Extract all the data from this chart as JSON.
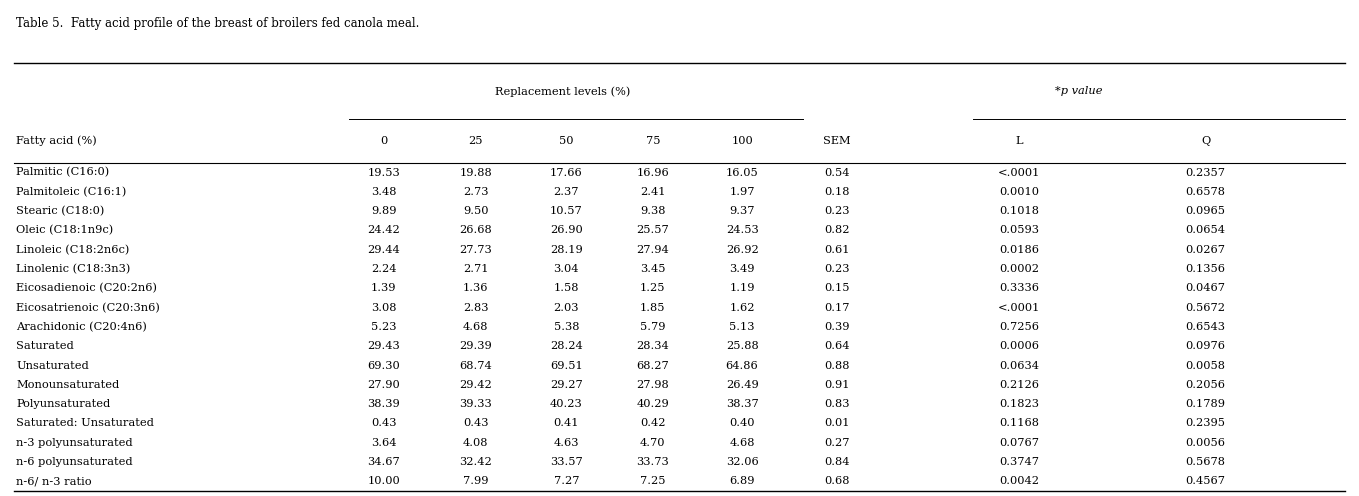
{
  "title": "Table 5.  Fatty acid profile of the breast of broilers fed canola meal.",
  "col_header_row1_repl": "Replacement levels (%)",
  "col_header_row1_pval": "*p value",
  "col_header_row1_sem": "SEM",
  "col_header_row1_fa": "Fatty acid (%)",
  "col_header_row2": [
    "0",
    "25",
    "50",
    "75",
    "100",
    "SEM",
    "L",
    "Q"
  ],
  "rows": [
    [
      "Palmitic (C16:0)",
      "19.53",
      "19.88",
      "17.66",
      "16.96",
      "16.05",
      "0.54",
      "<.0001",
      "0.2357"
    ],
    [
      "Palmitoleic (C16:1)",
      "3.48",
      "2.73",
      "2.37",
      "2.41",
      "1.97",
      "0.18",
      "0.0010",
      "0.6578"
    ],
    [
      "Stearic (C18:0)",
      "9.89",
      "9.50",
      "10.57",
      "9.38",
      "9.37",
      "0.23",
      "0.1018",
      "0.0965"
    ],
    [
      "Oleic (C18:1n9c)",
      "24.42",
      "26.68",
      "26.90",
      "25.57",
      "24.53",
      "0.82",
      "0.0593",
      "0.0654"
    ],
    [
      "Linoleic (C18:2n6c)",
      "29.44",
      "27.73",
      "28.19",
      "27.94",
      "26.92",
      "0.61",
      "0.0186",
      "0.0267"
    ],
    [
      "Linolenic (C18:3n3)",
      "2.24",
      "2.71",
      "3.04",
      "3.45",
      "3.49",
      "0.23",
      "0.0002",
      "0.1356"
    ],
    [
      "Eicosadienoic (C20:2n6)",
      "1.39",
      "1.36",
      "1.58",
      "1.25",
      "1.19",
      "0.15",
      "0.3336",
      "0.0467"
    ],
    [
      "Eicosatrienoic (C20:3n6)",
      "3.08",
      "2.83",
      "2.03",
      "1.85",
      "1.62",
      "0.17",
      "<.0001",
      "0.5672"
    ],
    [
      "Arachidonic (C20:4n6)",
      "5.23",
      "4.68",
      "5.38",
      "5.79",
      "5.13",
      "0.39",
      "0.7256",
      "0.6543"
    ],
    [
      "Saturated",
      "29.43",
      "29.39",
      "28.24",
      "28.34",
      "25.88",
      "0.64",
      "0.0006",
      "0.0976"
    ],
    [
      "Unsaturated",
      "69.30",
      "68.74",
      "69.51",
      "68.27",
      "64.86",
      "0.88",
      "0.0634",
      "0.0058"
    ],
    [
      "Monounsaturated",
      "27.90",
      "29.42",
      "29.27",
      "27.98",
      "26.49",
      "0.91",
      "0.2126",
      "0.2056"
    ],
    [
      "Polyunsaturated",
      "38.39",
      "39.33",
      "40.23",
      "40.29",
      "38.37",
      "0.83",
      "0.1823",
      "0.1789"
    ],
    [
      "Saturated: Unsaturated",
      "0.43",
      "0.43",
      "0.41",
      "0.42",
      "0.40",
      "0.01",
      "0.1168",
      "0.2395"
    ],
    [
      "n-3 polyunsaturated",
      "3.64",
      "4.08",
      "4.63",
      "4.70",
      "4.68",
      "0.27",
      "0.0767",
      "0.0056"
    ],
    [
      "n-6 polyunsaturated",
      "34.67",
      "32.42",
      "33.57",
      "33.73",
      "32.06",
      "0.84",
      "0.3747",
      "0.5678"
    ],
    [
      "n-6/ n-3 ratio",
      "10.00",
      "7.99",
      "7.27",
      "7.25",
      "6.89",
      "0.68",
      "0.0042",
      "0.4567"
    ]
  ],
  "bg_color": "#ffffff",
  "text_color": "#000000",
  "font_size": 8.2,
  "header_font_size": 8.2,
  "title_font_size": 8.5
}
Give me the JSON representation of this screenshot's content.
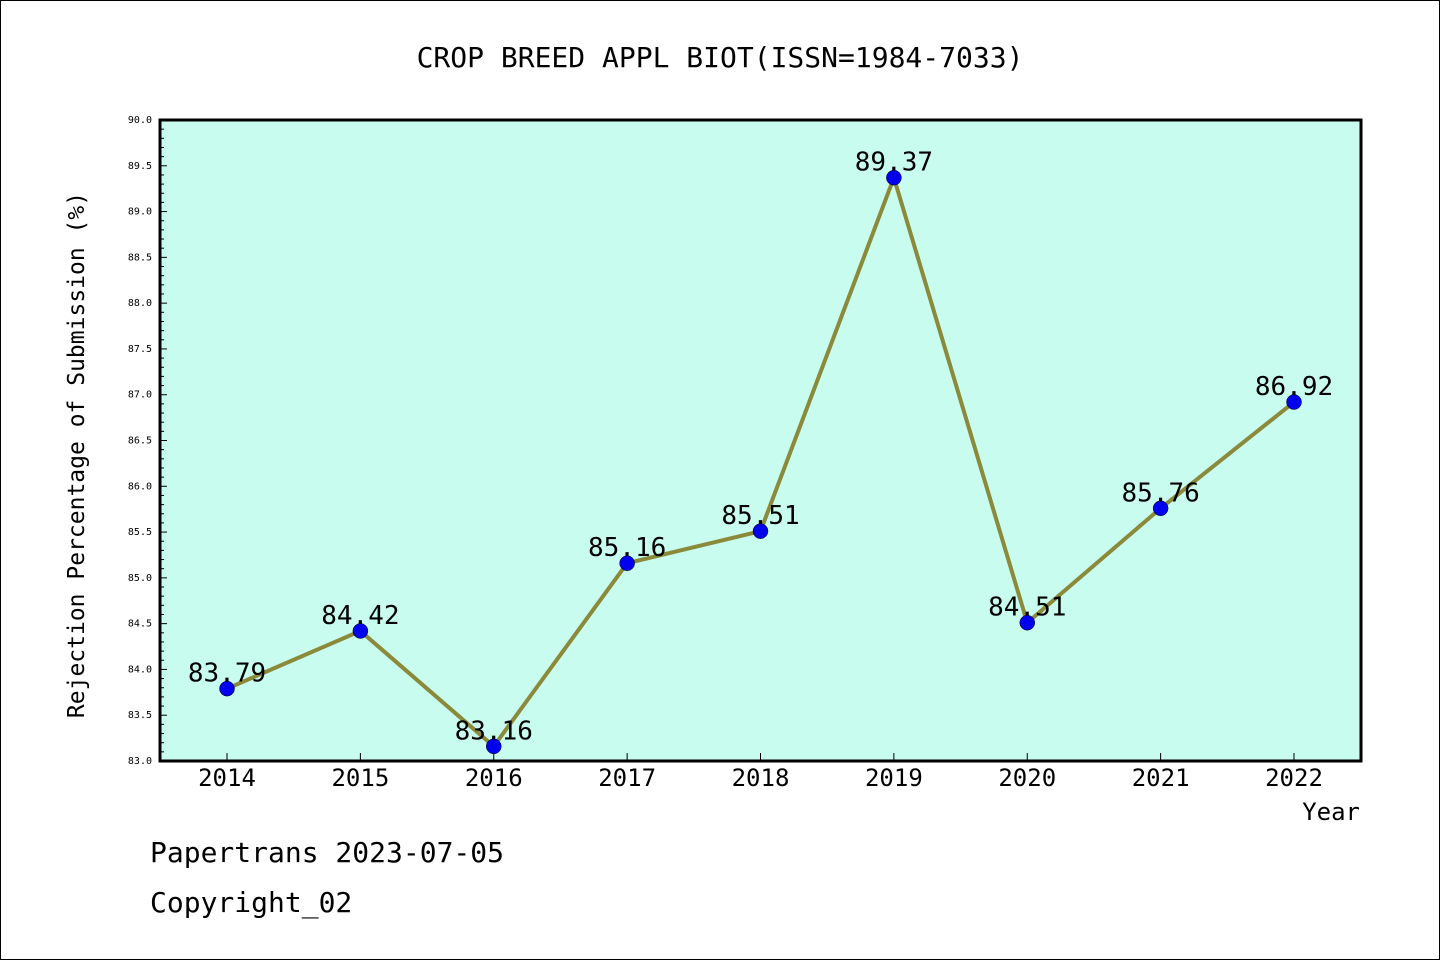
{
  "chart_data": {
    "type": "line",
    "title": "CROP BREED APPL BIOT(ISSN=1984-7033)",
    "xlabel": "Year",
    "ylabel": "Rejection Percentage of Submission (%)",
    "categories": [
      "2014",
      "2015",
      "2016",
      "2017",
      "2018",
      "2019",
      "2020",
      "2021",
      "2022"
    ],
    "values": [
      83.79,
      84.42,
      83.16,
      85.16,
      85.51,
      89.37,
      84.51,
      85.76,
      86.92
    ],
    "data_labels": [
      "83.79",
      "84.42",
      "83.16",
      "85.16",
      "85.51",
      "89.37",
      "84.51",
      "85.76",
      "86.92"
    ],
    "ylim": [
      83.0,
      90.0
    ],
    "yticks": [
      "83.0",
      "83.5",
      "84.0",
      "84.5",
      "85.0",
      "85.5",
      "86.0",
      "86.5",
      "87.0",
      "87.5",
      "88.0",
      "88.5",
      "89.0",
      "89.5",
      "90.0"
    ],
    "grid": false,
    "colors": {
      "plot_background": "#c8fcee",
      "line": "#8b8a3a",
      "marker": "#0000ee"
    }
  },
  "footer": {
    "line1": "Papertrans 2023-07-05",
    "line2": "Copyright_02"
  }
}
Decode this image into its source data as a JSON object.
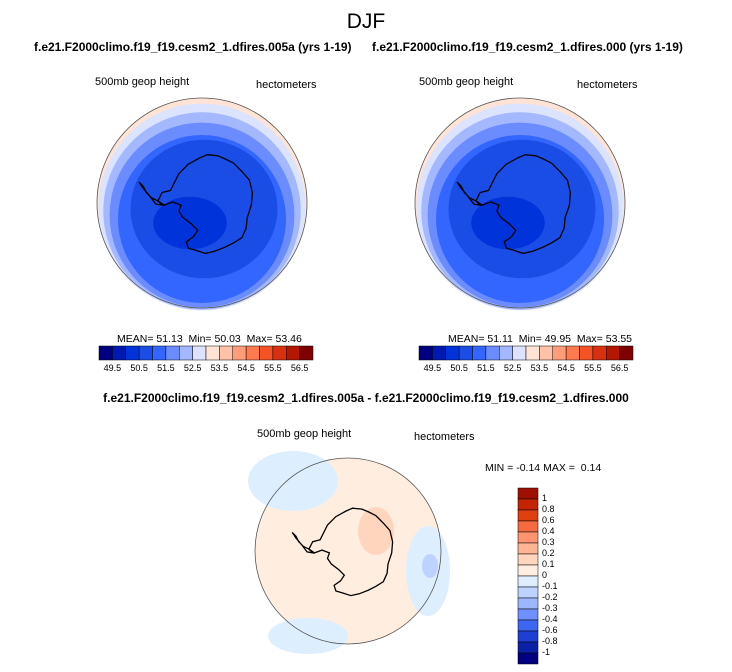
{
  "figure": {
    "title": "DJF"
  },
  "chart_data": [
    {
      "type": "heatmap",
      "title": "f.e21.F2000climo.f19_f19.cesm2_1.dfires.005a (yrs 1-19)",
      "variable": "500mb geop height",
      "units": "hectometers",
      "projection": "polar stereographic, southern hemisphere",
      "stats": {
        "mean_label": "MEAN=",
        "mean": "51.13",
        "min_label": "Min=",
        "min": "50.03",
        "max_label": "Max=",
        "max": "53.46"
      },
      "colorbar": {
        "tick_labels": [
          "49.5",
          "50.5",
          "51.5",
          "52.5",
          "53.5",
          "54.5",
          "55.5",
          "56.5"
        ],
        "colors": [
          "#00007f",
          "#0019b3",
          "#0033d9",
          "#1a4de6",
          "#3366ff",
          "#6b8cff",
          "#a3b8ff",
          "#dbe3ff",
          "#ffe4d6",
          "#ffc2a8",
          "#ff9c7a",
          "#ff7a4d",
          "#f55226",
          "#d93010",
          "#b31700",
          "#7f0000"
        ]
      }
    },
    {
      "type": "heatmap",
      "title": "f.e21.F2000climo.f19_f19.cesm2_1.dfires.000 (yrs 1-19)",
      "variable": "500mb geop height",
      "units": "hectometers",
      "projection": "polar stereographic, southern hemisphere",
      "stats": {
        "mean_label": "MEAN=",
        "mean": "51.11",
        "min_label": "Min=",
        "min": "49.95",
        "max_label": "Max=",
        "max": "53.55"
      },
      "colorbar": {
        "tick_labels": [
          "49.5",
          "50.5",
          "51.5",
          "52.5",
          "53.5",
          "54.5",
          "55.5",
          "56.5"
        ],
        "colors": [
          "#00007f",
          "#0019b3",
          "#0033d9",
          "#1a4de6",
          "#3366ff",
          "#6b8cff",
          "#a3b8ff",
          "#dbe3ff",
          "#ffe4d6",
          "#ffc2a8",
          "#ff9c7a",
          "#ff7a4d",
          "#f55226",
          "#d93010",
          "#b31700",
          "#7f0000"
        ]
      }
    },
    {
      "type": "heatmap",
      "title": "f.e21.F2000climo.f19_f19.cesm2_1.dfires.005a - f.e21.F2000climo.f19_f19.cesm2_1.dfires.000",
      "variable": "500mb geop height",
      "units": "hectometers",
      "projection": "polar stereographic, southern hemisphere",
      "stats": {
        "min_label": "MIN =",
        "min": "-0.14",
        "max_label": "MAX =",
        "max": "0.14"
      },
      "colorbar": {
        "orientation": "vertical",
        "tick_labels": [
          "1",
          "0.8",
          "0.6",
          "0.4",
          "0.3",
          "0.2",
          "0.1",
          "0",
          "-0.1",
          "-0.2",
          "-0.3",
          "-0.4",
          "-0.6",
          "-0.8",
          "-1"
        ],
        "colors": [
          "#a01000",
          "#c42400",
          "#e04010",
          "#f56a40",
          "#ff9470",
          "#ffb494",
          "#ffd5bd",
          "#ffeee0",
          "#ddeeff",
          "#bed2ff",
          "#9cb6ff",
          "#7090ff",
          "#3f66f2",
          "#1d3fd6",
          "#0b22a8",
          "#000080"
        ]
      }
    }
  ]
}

────

Copy, from the material, each line that holds the string "this".

● **TASK SOLUTION**:
Extract all the data from this chart as JSON.
Give me the JSON representation of this screenshot's content.
Decode this image into its source data as a JSON object.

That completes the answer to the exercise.